EXTRACTED ENTRIES »
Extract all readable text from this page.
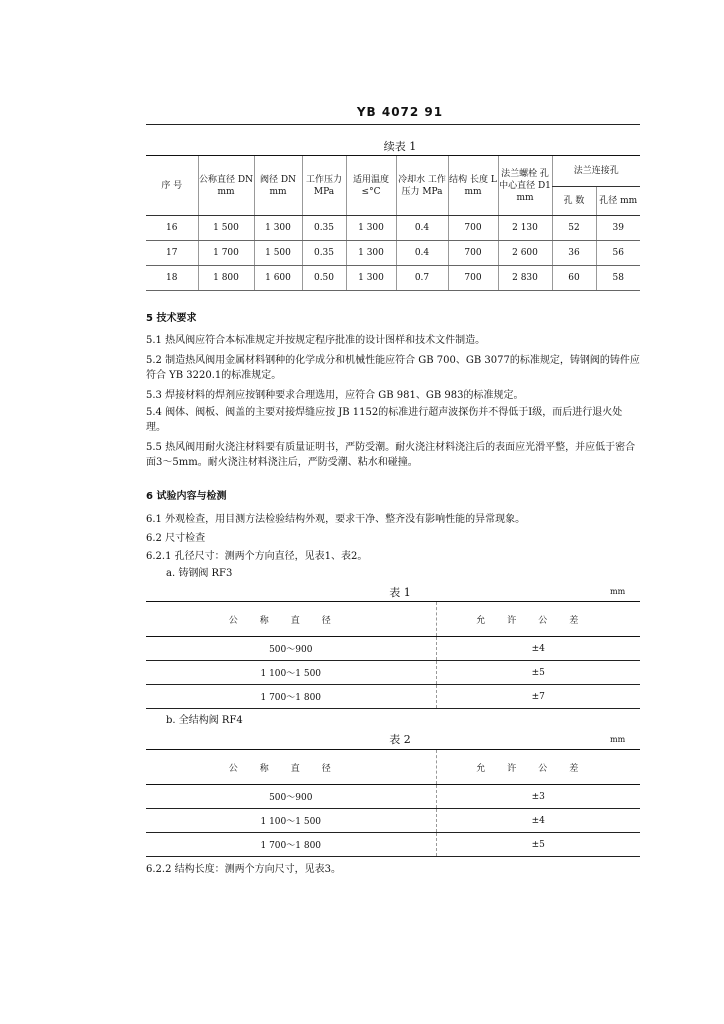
YB 4072 91
续表 1
序 号	公称直径 DN mm	阀径 DN mm	工作压力 MPa	适用温度 ≤°C	冷却水 工作压力 MPa	结构 长度 L mm	法兰螺栓 孔中心直径 D1 mm	法兰连接孔	
								孔 数	孔径 mm
16	1 500	1 300	0.35	1 300	0.4	700	2 130	52	39
17	1 700	1 500	0.35	1 300	0.4	700	2 600	36	56
18	1 800	1 600	0.50	1 300	0.7	700	2 830	60	58
5 技术要求
5.1 热风阀应符合本标准规定并按规定程序批准的设计图样和技术文件制造。
5.2 制造热风阀用金属材料钢种的化学成分和机械性能应符合 GB 700、GB 3077的标准规定，铸钢阀的铸件应符合 YB 3220.1的标准规定。
5.3 焊接材料的焊剂应按钢种要求合理选用，应符合 GB 981、GB 983的标准规定。
5.4 阀体、阀板、阀盖的主要对接焊缝应按 JB 1152的标准进行超声波探伤并不得低于Ⅰ级，而后进行退火处理。
5.5 热风阀用耐火浇注材料要有质量证明书，严防受潮。耐火浇注材料浇注后的表面应光滑平整，并应低于密合面3～5mm。耐火浇注材料浇注后，严防受潮、粘水和碰撞。
6 试验内容与检测
6.1 外观检查，用目测方法检验结构外观，要求干净、整齐没有影响性能的异常现象。
6.2 尺寸检查
6.2.1 孔径尺寸：测两个方向直径，见表1、表2。
a. 铸钢阀 RF3
表 1	mm
公称直径	允许公差
500～900	±4
1 100～1 500	±5
1 700～1 800	±7
b. 全结构阀 RF4
表 2	mm
公称直径	允许公差
500～900	±3
1 100～1 500	±4
1 700～1 800	±5
6.2.2 结构长度：测两个方向尺寸，见表3。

SET EXERCISE »
Transcribe the full listing character for character. Pictures are excluded.

FINAL RESULT »
Extract all readable text from this page.
YB 4072 91
续表 1
序 号	公称直径 DN mm	阀径 DN mm	工作压力 MPa	适用温度 ≤°C	冷却水 工作压力 MPa	结构 长度 L mm	法兰螺栓 孔中心直径 D1 mm	法兰连接孔	
								孔 数	孔径 mm
16	1 500	1 300	0.35	1 300	0.4	700	2 130	52	39
17	1 700	1 500	0.35	1 300	0.4	700	2 600	36	56
18	1 800	1 600	0.50	1 300	0.7	700	2 830	60	58
5 技术要求
5.1 热风阀应符合本标准规定并按规定程序批准的设计图样和技术文件制造。
5.2 制造热风阀用金属材料钢种的化学成分和机械性能应符合 GB 700、GB 3077的标准规定，铸钢阀的铸件应符合 YB 3220.1的标准规定。
5.3 焊接材料的焊剂应按钢种要求合理选用，应符合 GB 981、GB 983的标准规定。
5.4 阀体、阀板、阀盖的主要对接焊缝应按 JB 1152的标准进行超声波探伤并不得低于Ⅰ级，而后进行退火处理。
5.5 热风阀用耐火浇注材料要有质量证明书，严防受潮。耐火浇注材料浇注后的表面应光滑平整，并应低于密合面3～5mm。耐火浇注材料浇注后，严防受潮、粘水和碰撞。
6 试验内容与检测
6.1 外观检查，用目测方法检验结构外观，要求干净、整齐没有影响性能的异常现象。
6.2 尺寸检查
6.2.1 孔径尺寸：测两个方向直径，见表1、表2。
a. 铸钢阀 RF3
表 1	mm
公称直径	允许公差
500～900	±4
1 100～1 500	±5
1 700～1 800	±7
b. 全结构阀 RF4
表 2	mm
公称直径	允许公差
500～900	±3
1 100～1 500	±4
1 700～1 800	±5
6.2.2 结构长度：测两个方向尺寸，见表3。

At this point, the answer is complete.